** Challenge 1 **
In the records below, copy out the lines from the one containing "legend-label-pia-2009: PIA 2009: 1,052" through the one containing "category-label: 03 APURIMAC", including both of those lines.

** Provided text **

FAST TRANSIENTSTHE TACTICAL TANGENTS BULLETIN
The moral of this illustration is that when we work closely with others the best way we find synergy—a combined effect that is greater than the sum of the parts—is to anticipate each other’s needs. Many of those needs are communicated implicitly. I’ve learned by watching and listening. We have a routine. I know what he wants. He knows, that I know, what to do. We trust each other.
A similar thing happens on my SWAT team—when we clear a house, and my partner looks into one corner of a room, I look in another corner. All I need is to see a shift in their helmet to know which way they’re going, and I react instinctively because I can predict—and trust—that they have their side of the room covered.
In situations that a military or public safety member would begin to describe with the word “Cluster,” one of the themes that will often be discussed in the after-action is a lack of communication. It’s sometimes difficult to relay what we see, with a detailed course of action, in situations that are time-sensitive with competing priorities and conflicting information. Fog-and-Friction, right?

** Challenge 2 **
Continue the passage on teamwork and communication under pressure from where it stops.

** Data for this exercise **
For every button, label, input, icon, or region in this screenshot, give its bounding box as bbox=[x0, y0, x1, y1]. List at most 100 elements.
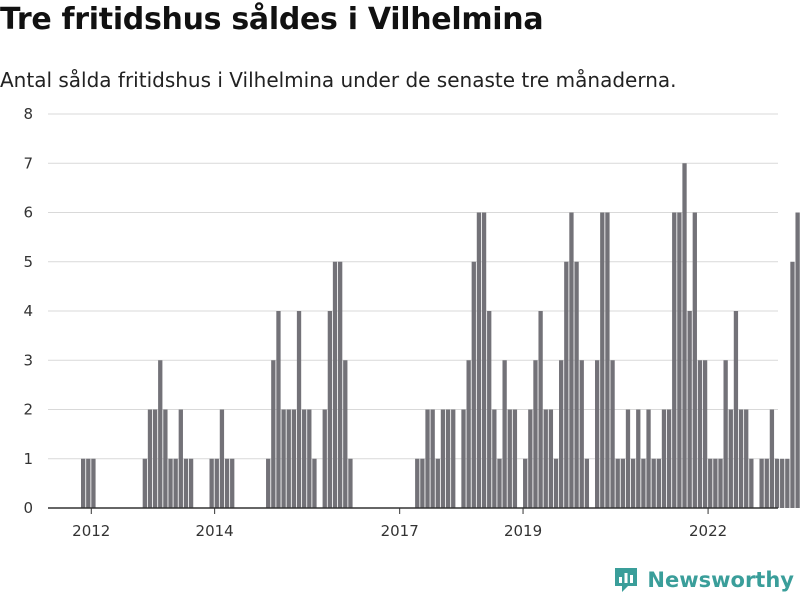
bar bbox=[723, 360, 728, 508]
bar bbox=[584, 458, 590, 508]
bar bbox=[343, 360, 348, 508]
y-tick-labels: 0 1 2 3 4 5 6 7 8 bbox=[23, 105, 33, 517]
brand-name: Newsworthy bbox=[647, 568, 794, 592]
bar bbox=[209, 458, 214, 508]
bar bbox=[435, 458, 440, 508]
bar bbox=[666, 409, 672, 508]
bar bbox=[348, 458, 353, 508]
x-tick-label: 2017 bbox=[381, 522, 419, 540]
bar bbox=[476, 212, 482, 508]
chart-subtitle: Antal sålda fritidshus i Vilhelmina unde… bbox=[0, 68, 677, 92]
bar bbox=[188, 458, 194, 508]
bar bbox=[528, 409, 533, 508]
newsworthy-logo: Newsworthy bbox=[613, 566, 794, 594]
bar bbox=[553, 458, 559, 508]
y-tick-label: 0 bbox=[23, 499, 33, 517]
y-tick-label: 5 bbox=[23, 253, 33, 271]
bar bbox=[173, 458, 178, 508]
bar bbox=[451, 409, 456, 508]
bar bbox=[507, 409, 512, 508]
grid-lines bbox=[48, 113, 778, 460]
x-tick-label: 2014 bbox=[196, 522, 234, 540]
bar bbox=[322, 409, 327, 508]
bar bbox=[733, 311, 739, 508]
bar bbox=[466, 360, 471, 508]
bar bbox=[214, 458, 219, 508]
bar bbox=[538, 311, 543, 508]
bar bbox=[152, 409, 158, 508]
bar bbox=[142, 458, 147, 508]
bar bbox=[759, 458, 764, 508]
bar bbox=[764, 458, 769, 508]
bar bbox=[661, 409, 667, 508]
x-tick-label: 2012 bbox=[72, 522, 110, 540]
bar bbox=[307, 409, 312, 508]
bar bbox=[425, 409, 430, 508]
bar bbox=[600, 212, 605, 508]
bar bbox=[286, 409, 291, 508]
bar-chart-icon bbox=[615, 568, 638, 592]
bar bbox=[548, 409, 554, 508]
bar bbox=[620, 458, 625, 508]
bar bbox=[497, 458, 502, 508]
bar bbox=[440, 409, 446, 508]
bar bbox=[713, 458, 718, 508]
bar bbox=[790, 261, 795, 508]
bar bbox=[646, 409, 651, 508]
bar bbox=[615, 458, 620, 508]
bar bbox=[682, 163, 687, 508]
bar bbox=[183, 458, 189, 508]
bar bbox=[276, 311, 281, 508]
bar bbox=[769, 409, 775, 508]
bar bbox=[158, 360, 163, 508]
bar bbox=[625, 409, 631, 508]
bar bbox=[718, 458, 723, 508]
bar bbox=[651, 458, 656, 508]
bar bbox=[168, 458, 173, 508]
bar bbox=[327, 311, 333, 508]
bar bbox=[163, 409, 168, 508]
bar bbox=[523, 458, 528, 508]
y-tick-label: 2 bbox=[23, 401, 33, 419]
bar bbox=[610, 360, 615, 508]
bar bbox=[271, 360, 276, 508]
y-tick-label: 4 bbox=[23, 302, 33, 320]
bar bbox=[564, 261, 569, 508]
bar bbox=[579, 360, 584, 508]
bar bbox=[512, 409, 518, 508]
x-tick-label: 2019 bbox=[504, 522, 542, 540]
bar bbox=[487, 311, 492, 508]
bar bbox=[697, 360, 703, 508]
bar bbox=[672, 212, 677, 508]
bar bbox=[81, 458, 86, 508]
bar bbox=[641, 458, 646, 508]
bar bbox=[461, 409, 466, 508]
bar bbox=[91, 458, 96, 508]
bar bbox=[630, 458, 636, 508]
bar bbox=[178, 409, 183, 508]
x-tick-labels: 201220142017201920222024 bbox=[72, 508, 727, 540]
y-tick-label: 3 bbox=[23, 351, 33, 369]
bar bbox=[338, 261, 343, 508]
bar bbox=[147, 409, 153, 508]
bar bbox=[559, 360, 564, 508]
bar bbox=[445, 409, 451, 508]
bar bbox=[636, 409, 641, 508]
bar bbox=[420, 458, 425, 508]
bar bbox=[708, 458, 713, 508]
bars bbox=[48, 163, 800, 509]
bar bbox=[332, 261, 338, 508]
bar bbox=[266, 458, 271, 508]
bar bbox=[430, 409, 435, 508]
bar bbox=[595, 360, 600, 508]
bar bbox=[230, 458, 235, 508]
bar bbox=[728, 409, 733, 508]
bar bbox=[569, 212, 574, 508]
bar bbox=[502, 360, 507, 508]
bar bbox=[605, 212, 610, 508]
bar bbox=[302, 409, 307, 508]
bar bbox=[702, 360, 708, 508]
bar bbox=[795, 212, 800, 508]
bar bbox=[780, 458, 785, 508]
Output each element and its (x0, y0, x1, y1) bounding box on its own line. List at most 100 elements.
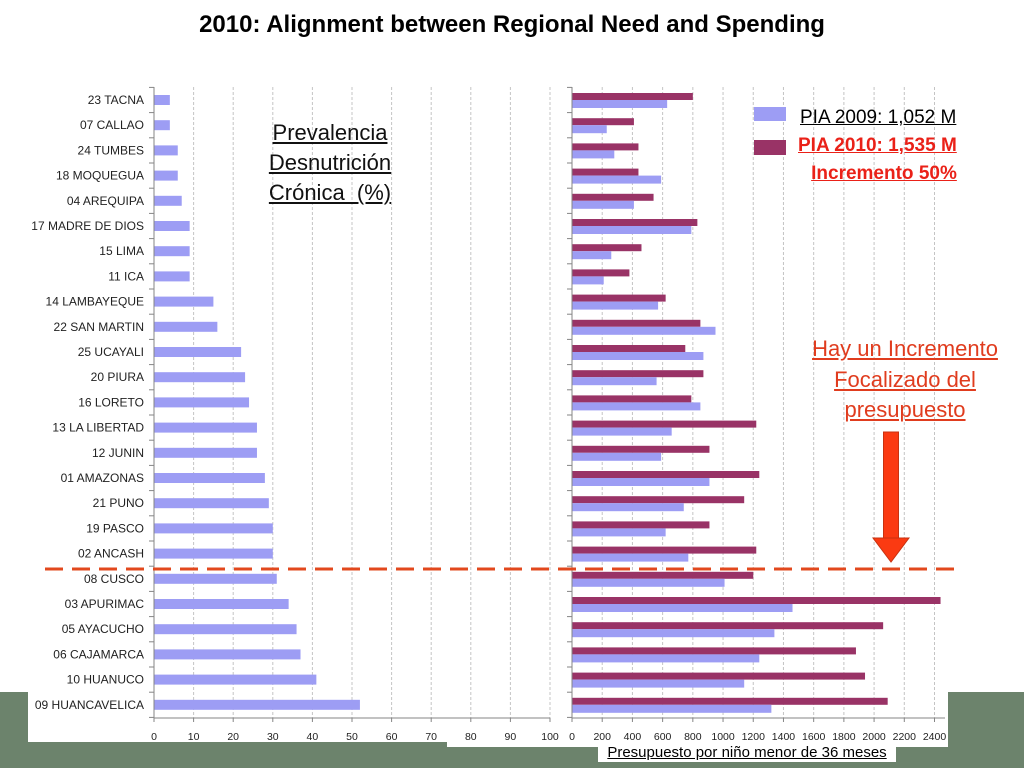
legend-label-pia-2009: PIA 2009: 1,052 M (800, 107, 957, 128)
x-tick-label: 100 (541, 731, 559, 743)
x-tick-label: 1800 (832, 731, 856, 743)
bar-pia-2010 (572, 420, 757, 428)
bar-pia-2009 (572, 276, 604, 285)
category-label: 20 PIURA (91, 370, 144, 384)
bar-pia-2009 (572, 326, 716, 335)
category-label: 03 APURIMAC (65, 597, 145, 611)
x-tick-label: 80 (465, 731, 477, 743)
bar-pia-2009 (572, 226, 692, 234)
prevalence-bar (154, 120, 170, 131)
category-label: 16 LORETO (78, 395, 144, 409)
x-tick-label: 40 (307, 731, 319, 743)
bar-pia-2009 (572, 503, 684, 512)
category-label: 06 CAJAMARCA (53, 647, 144, 661)
prevalence-bar (154, 573, 277, 584)
x-tick-label: 20 (227, 731, 239, 743)
x-tick-label: 2200 (893, 731, 917, 743)
category-label: 18 MOQUEGUA (56, 169, 144, 183)
prevalence-bar (154, 624, 297, 635)
category-label: 04 AREQUIPA (67, 194, 144, 208)
prevalence-bar (154, 422, 257, 433)
category-label: 05 AYACUCHO (62, 622, 144, 636)
prevalence-bar (154, 649, 301, 660)
prevalence-bar (154, 397, 250, 408)
category-label: 10 HUANUCO (67, 673, 144, 687)
x-tick-label: 30 (267, 731, 279, 743)
category-label: 19 PASCO (86, 521, 144, 535)
legend-swatch-pia-2010 (754, 140, 786, 155)
prevalence-bar (154, 372, 246, 383)
bar-pia-2010 (572, 571, 754, 579)
bar-pia-2010 (572, 496, 745, 504)
x-tick-label: 1600 (802, 731, 826, 743)
bar-pia-2009 (572, 528, 666, 537)
bar-pia-2009 (572, 553, 689, 562)
prevalence-title-line: Crónica (%) (268, 180, 392, 205)
bar-pia-2010 (572, 244, 642, 252)
bar-pia-2009 (572, 150, 615, 159)
x-tick-label: 2400 (923, 731, 947, 743)
bar-pia-2009 (572, 604, 793, 612)
bar-pia-2010 (572, 345, 686, 352)
category-label: 17 MADRE DE DIOS (31, 219, 144, 233)
bar-pia-2010 (572, 168, 639, 176)
category-label: 22 SAN MARTIN (54, 320, 144, 334)
bar-pia-2009 (572, 402, 701, 411)
category-label: 12 JUNIN (92, 446, 144, 460)
annotation-line: presupuesto (844, 397, 966, 422)
prevalence-bar (154, 523, 273, 534)
legend-swatch-pia-2009 (754, 107, 786, 121)
bar-pia-2009 (572, 200, 634, 209)
x-tick-label: 0 (569, 731, 575, 743)
down-arrow-icon (872, 431, 910, 563)
arrow-shaft (883, 431, 899, 540)
arrow-head (872, 537, 910, 563)
prevalence-bar (154, 548, 273, 559)
bar-pia-2009 (572, 629, 775, 638)
bar-pia-2010 (572, 622, 884, 630)
x-tick-label: 800 (684, 731, 702, 743)
bar-pia-2010 (572, 445, 710, 453)
category-label: 08 CUSCO (84, 572, 144, 586)
prevalence-bar (154, 699, 360, 710)
prevalence-bar (154, 221, 190, 231)
x-tick-label: 400 (624, 731, 642, 743)
bar-pia-2009 (572, 175, 662, 184)
x-tick-label: 90 (505, 731, 517, 743)
prevalence-bar (154, 473, 265, 483)
bar-pia-2009 (572, 301, 659, 310)
bar-pia-2009 (572, 100, 668, 108)
bar-pia-2009 (572, 704, 772, 713)
prevalence-bar (154, 95, 170, 105)
x-tick-label: 1000 (711, 731, 735, 743)
bar-pia-2010 (572, 521, 710, 529)
bar-pia-2009 (572, 478, 710, 486)
x-tick-label: 2000 (862, 731, 886, 743)
x-tick-label: 600 (654, 731, 672, 743)
prevalence-bar-chart: 0 10 20 30 40 50 60 70 80 90 100 23 TACNA 07 CALLAO 2… (31, 86, 559, 743)
category-label: 25 UCAYALI (78, 345, 144, 359)
category-label: 02 ANCASH (78, 547, 144, 561)
x-tick-label: 200 (593, 731, 611, 743)
x-tick-label: 70 (425, 731, 437, 743)
bar-pia-2009 (572, 125, 607, 134)
category-label: 13 LA LIBERTAD (52, 421, 144, 435)
x-tick-label: 10 (188, 731, 200, 743)
bar-pia-2010 (572, 193, 654, 201)
bar-pia-2010 (572, 143, 639, 151)
annotation-line: Hay un Incremento (812, 336, 998, 361)
bar-pia-2009 (572, 578, 725, 587)
prevalence-bar (154, 674, 317, 685)
prevalence-title-line: Desnutrición (268, 150, 392, 175)
bar-pia-2010 (572, 697, 888, 705)
bar-pia-2010 (572, 370, 704, 378)
category-label: 01 AMAZONAS (61, 471, 144, 485)
category-label: 15 LIMA (99, 244, 144, 258)
focused-increase-annotation: Hay un Incremento Focalizado del presupu… (795, 334, 1015, 426)
bar-pia-2009 (572, 654, 760, 663)
prevalence-bar (154, 246, 190, 257)
x-tick-label: 50 (346, 731, 358, 743)
x-tick-label: 1400 (772, 731, 796, 743)
prevalence-bar (154, 347, 242, 357)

** Task answer 1 **
legend-label-pia-2009: PIA 2009: 1,052 M (800, 107, 957, 128)
x-tick-label: 100 (541, 731, 559, 743)
x-tick-label: 1800 (832, 731, 856, 743)
bar-pia-2010 (572, 420, 757, 428)
bar-pia-2009 (572, 276, 604, 285)
category-label: 20 PIURA (91, 370, 144, 384)
bar-pia-2009 (572, 326, 716, 335)
category-label: 03 APURIMAC (65, 597, 145, 611)

** Task answer 2 **
Many management or command-and-control structures spend a lot of time dealing with internal interactions: We explain what we want done, and how, with approval from the top of the organization down. A better approach is to look outward, in an operational environment where individuals at all levels are exposed to a variety of situations (like my partners and I have been, in both examples above), so that we can create similar mental images or impressions through shared experience. The bonds of implicit communication and trust that evolve as a result help us anticipate each other’s needs and ensure that our actions will serve the common purpose.
To get there, we need room to grow. The secret in such a system lies not in what is over-communicated, but from the implicit bonds and similar mental impressions we gain from experience. Without them, we magnify fog and friction, and the system comes unglued.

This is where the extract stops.